━━ GIVEN DATA

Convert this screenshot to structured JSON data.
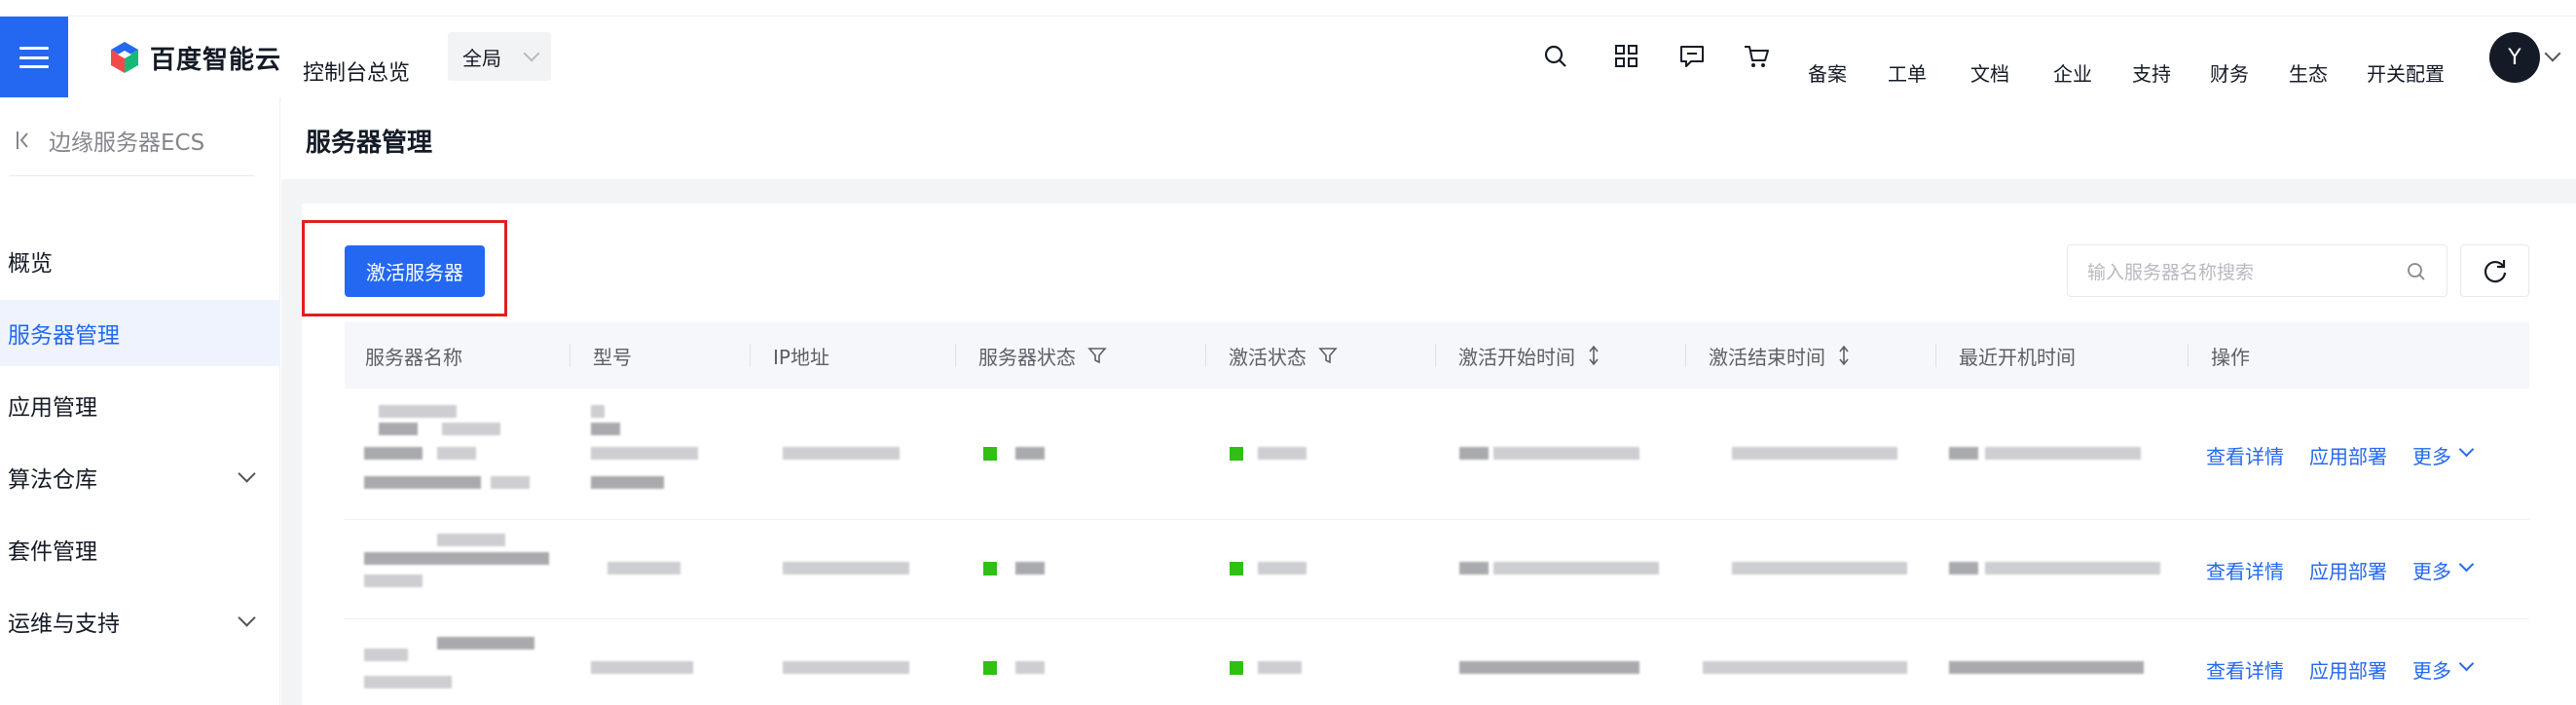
{
  "header": {
    "logo_text": "百度智能云",
    "console_title": "控制台总览",
    "scope": "全局",
    "icons": [
      "search-icon",
      "apps-grid-icon",
      "message-icon",
      "cart-icon"
    ],
    "nav": [
      "备案",
      "工单",
      "文档",
      "企业",
      "支持",
      "财务",
      "生态",
      "开关配置"
    ],
    "avatar_initial": "Y"
  },
  "sidebar": {
    "back_label": "边缘服务器ECS",
    "items": [
      {
        "label": "概览"
      },
      {
        "label": "服务器管理"
      },
      {
        "label": "应用管理"
      },
      {
        "label": "算法仓库"
      },
      {
        "label": "套件管理"
      },
      {
        "label": "运维与支持"
      }
    ]
  },
  "page": {
    "title": "服务器管理",
    "activate_button": "激活服务器",
    "search_placeholder": "输入服务器名称搜索"
  },
  "table": {
    "columns": [
      "服务器名称",
      "型号",
      "IP地址",
      "服务器状态",
      "激活状态",
      "激活开始时间",
      "激活结束时间",
      "最近开机时间",
      "操作"
    ],
    "row_actions": [
      "查看详情",
      "应用部署",
      "更多"
    ]
  },
  "colors": {
    "accent": "#2468f2",
    "status_green": "#30bf13",
    "highlight_red": "#e02020"
  }
}
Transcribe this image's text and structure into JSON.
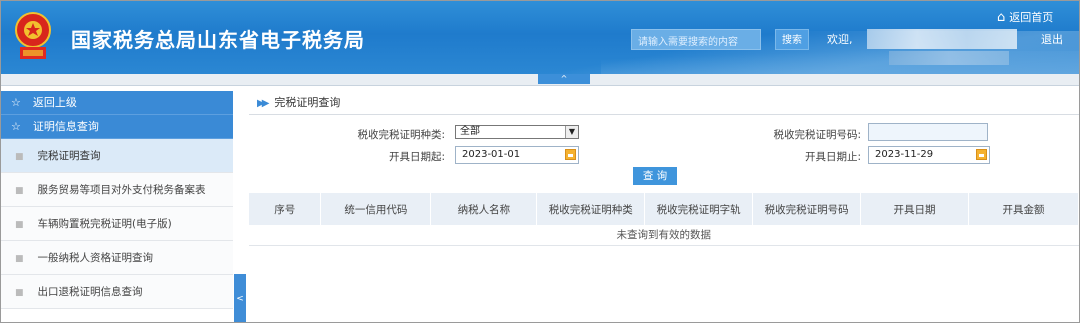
{
  "header": {
    "site_title": "国家税务总局山东省电子税务局",
    "search_placeholder": "请输入需要搜索的内容",
    "search_button": "搜索",
    "welcome": "欢迎,",
    "home_link": "返回首页",
    "logout": "退出",
    "toggle_glyph": "^"
  },
  "sidebar": {
    "back": "返回上级",
    "section": "证明信息查询",
    "items": [
      {
        "label": "完税证明查询",
        "active": true
      },
      {
        "label": "服务贸易等项目对外支付税务备案表",
        "active": false
      },
      {
        "label": "车辆购置税完税证明(电子版)",
        "active": false
      },
      {
        "label": "一般纳税人资格证明查询",
        "active": false
      },
      {
        "label": "出口退税证明信息查询",
        "active": false
      }
    ],
    "collapse_glyph": "<"
  },
  "main": {
    "breadcrumb": "完税证明查询",
    "form": {
      "type_label": "税收完税证明种类:",
      "type_value": "全部",
      "number_label": "税收完税证明号码:",
      "number_value": "",
      "start_label": "开具日期起:",
      "start_value": "2023-01-01",
      "end_label": "开具日期止:",
      "end_value": "2023-11-29",
      "query_button": "查 询"
    },
    "table": {
      "columns": [
        "序号",
        "统一信用代码",
        "纳税人名称",
        "税收完税证明种类",
        "税收完税证明字轨",
        "税收完税证明号码",
        "开具日期",
        "开具金额"
      ],
      "empty_message": "未查询到有效的数据"
    }
  },
  "colors": {
    "header_blue": "#2f8fd8",
    "sidebar_header": "#3a8ad6",
    "active_item": "#dbeaf8",
    "table_header": "#e9eff6",
    "calendar_icon": "#f5b230"
  }
}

━━━━

◆ AIM OF THE TASK: Leave out the pictures, and extract exactly the lines from the one with "Transcribe this image's" through the end of the records, both ends included.

◆ THE REPLY:
Transcribe this image's text and structure into JSON.
{
  "header": {
    "site_title": "国家税务总局山东省电子税务局",
    "search_placeholder": "请输入需要搜索的内容",
    "search_button": "搜索",
    "welcome": "欢迎,",
    "home_link": "返回首页",
    "logout": "退出",
    "toggle_glyph": "^"
  },
  "sidebar": {
    "back": "返回上级",
    "section": "证明信息查询",
    "items": [
      {
        "label": "完税证明查询",
        "active": true
      },
      {
        "label": "服务贸易等项目对外支付税务备案表",
        "active": false
      },
      {
        "label": "车辆购置税完税证明(电子版)",
        "active": false
      },
      {
        "label": "一般纳税人资格证明查询",
        "active": false
      },
      {
        "label": "出口退税证明信息查询",
        "active": false
      }
    ],
    "collapse_glyph": "<"
  },
  "main": {
    "breadcrumb": "完税证明查询",
    "form": {
      "type_label": "税收完税证明种类:",
      "type_value": "全部",
      "number_label": "税收完税证明号码:",
      "number_value": "",
      "start_label": "开具日期起:",
      "start_value": "2023-01-01",
      "end_label": "开具日期止:",
      "end_value": "2023-11-29",
      "query_button": "查 询"
    },
    "table": {
      "columns": [
        "序号",
        "统一信用代码",
        "纳税人名称",
        "税收完税证明种类",
        "税收完税证明字轨",
        "税收完税证明号码",
        "开具日期",
        "开具金额"
      ],
      "empty_message": "未查询到有效的数据"
    }
  },
  "colors": {
    "header_blue": "#2f8fd8",
    "sidebar_header": "#3a8ad6",
    "active_item": "#dbeaf8",
    "table_header": "#e9eff6",
    "calendar_icon": "#f5b230"
  }
}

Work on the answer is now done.